WHAT IS ASKED ::
Find all lines in the listing that include the word "this", then copy them.

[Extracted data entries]
+ + +
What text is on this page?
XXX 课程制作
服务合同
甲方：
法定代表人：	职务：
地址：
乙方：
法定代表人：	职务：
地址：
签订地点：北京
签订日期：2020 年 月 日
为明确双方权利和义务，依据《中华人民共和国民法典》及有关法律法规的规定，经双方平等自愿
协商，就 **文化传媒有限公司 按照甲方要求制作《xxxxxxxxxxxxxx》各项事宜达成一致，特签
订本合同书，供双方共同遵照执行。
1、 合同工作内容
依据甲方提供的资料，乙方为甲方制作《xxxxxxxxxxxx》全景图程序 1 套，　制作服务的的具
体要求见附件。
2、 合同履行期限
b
+ + +
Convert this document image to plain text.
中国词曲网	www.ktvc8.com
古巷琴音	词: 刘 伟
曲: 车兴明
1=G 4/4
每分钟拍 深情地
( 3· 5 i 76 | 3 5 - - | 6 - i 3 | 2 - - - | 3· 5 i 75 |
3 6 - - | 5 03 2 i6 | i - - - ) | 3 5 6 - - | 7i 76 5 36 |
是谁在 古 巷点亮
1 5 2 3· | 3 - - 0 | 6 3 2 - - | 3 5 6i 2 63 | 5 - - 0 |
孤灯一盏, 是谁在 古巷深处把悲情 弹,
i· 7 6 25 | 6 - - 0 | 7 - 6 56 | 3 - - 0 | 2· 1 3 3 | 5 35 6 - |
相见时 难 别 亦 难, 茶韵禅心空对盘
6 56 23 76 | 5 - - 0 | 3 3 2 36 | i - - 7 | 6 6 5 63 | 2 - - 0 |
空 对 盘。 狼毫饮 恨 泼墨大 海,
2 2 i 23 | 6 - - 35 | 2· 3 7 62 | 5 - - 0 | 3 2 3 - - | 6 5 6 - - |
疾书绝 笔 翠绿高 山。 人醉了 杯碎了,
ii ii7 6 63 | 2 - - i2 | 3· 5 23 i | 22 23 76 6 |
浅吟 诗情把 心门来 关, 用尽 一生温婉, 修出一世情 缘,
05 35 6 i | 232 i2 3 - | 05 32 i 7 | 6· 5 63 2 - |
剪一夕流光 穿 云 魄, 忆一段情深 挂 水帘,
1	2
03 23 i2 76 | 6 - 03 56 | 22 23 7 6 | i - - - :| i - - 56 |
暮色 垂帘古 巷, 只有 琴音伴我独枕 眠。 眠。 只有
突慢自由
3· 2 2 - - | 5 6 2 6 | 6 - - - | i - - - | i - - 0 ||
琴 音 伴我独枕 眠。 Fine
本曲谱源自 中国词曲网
+ + +
FULL ANSWER ::
What text is on this page?
Convert this document image to plain text.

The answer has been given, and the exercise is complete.